* Begin *

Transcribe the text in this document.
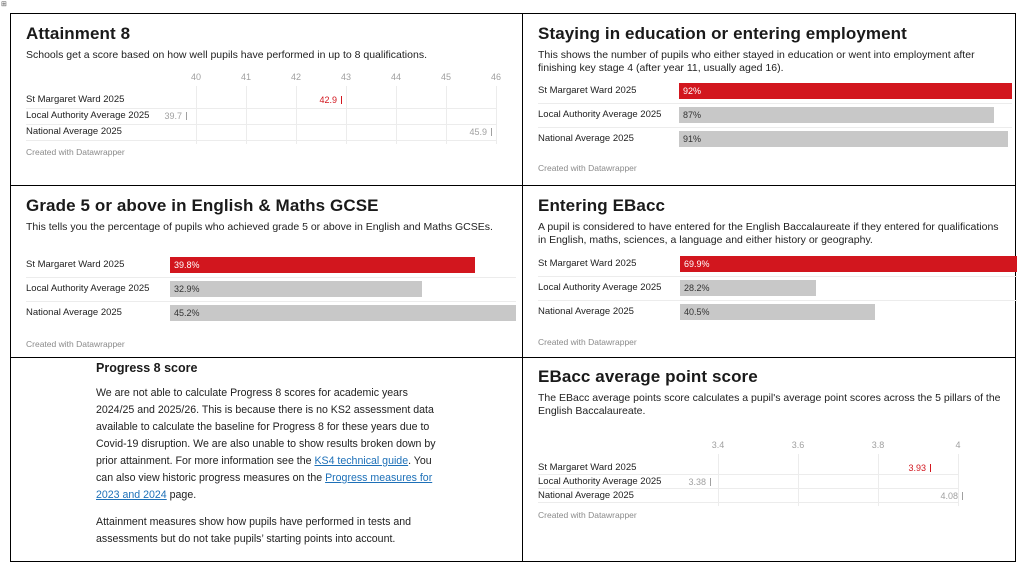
Attainment 8
Schools get a score based on how well pupils have performed in up to 8 qualifications.
40	41	42	43	44	45	46
St Margaret Ward 2025	42.9
Local Authority Average 2025 39.7
National Average 2025	45.9
Created with Datawrapper
Staying in education or entering employment
This shows the number of pupils who either stayed in education or went into employment after finishing key stage 4 (after year 11, usually aged 16).
St Margaret Ward 2025	92%
Local Authority Average 2025 87%
National Average 2025	91%
Created with Datawrapper
Grade 5 or above in English & Maths GCSE
This tells you the percentage of pupils who achieved grade 5 or above in English and Maths GCSEs.
St Margaret Ward 2025	39.8%
Local Authority Average 2025	32.9%
National Average 2025	45.2%
Created with Datawrapper
Entering EBacc
A pupil is considered to have entered for the English Baccalaureate if they entered for qualifications in English, maths, sciences, a language and either history or geography.
St Margaret Ward 2025	69.9%
Local Authority Average 2025	28.2%
National Average 2025	40.5%
Created with Datawrapper
Progress 8 score

We are not able to calculate Progress 8 scores for academic years 2024/25 and 2025/26. This is because there is no KS2 assessment data available to calculate the baseline for Progress 8 for these years due to Covid-19 disruption. We are also unable to show results broken down by prior attainment. For more information see the KS4 technical guide. You can also view historic progress measures on the Progress measures for 2023 and 2024 page.

Attainment measures show how pupils have performed in tests and assessments but do not take pupils’ starting points into account.

EBacc average point score
The EBacc average points score calculates a pupil's average point scores across the 5 pillars of the English Baccalaureate.
3.4	3.6	3.8	4
St Margaret Ward 2025	3.93
Local Authority Average 2025	3.38
National Average 2025	4.08
Created with Datawrapper
⊞
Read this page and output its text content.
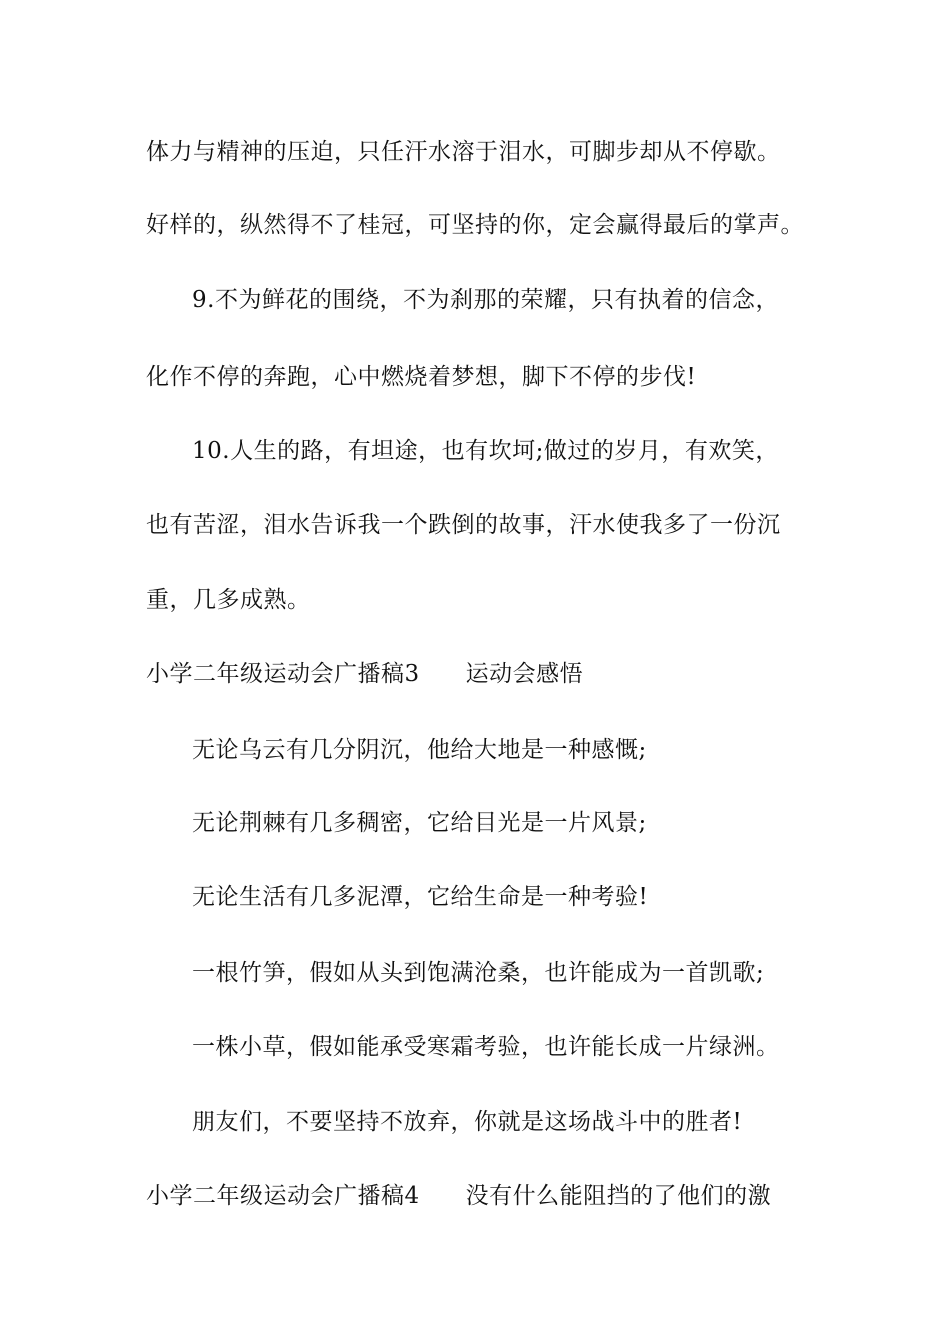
体力与精神的压迫，只任汗水溶于泪水，可脚步却从不停歇。
好样的，纵然得不了桂冠，可坚持的你，定会赢得最后的掌声。
9.不为鲜花的围绕，不为刹那的荣耀，只有执着的信念，
化作不停的奔跑，心中燃烧着梦想，脚下不停的步伐!
10.人生的路，有坦途，也有坎坷;做过的岁月，有欢笑，
也有苦涩，泪水告诉我一个跌倒的故事，汗水使我多了一份沉
重，几多成熟。
小学二年级运动会广播稿3 运动会感悟
无论乌云有几分阴沉，他给大地是一种感慨;
无论荆棘有几多稠密，它给目光是一片风景;
无论生活有几多泥潭，它给生命是一种考验!
一根竹笋，假如从头到饱满沧桑，也许能成为一首凯歌;
一株小草，假如能承受寒霜考验，也许能长成一片绿洲。
朋友们，不要坚持不放弃，你就是这场战斗中的胜者!
小学二年级运动会广播稿4 没有什么能阻挡的了他们的激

* End *

## DIRECTIONS FOR THIS TASK
List all lines holding the string "Authority".

## WORKED SOLUTION
Local Authority Average 2025 39.7
Local Authority Average 2025 87%
Local Authority Average 2025	32.9%
Local Authority Average 2025	28.2%
Local Authority Average 2025	3.38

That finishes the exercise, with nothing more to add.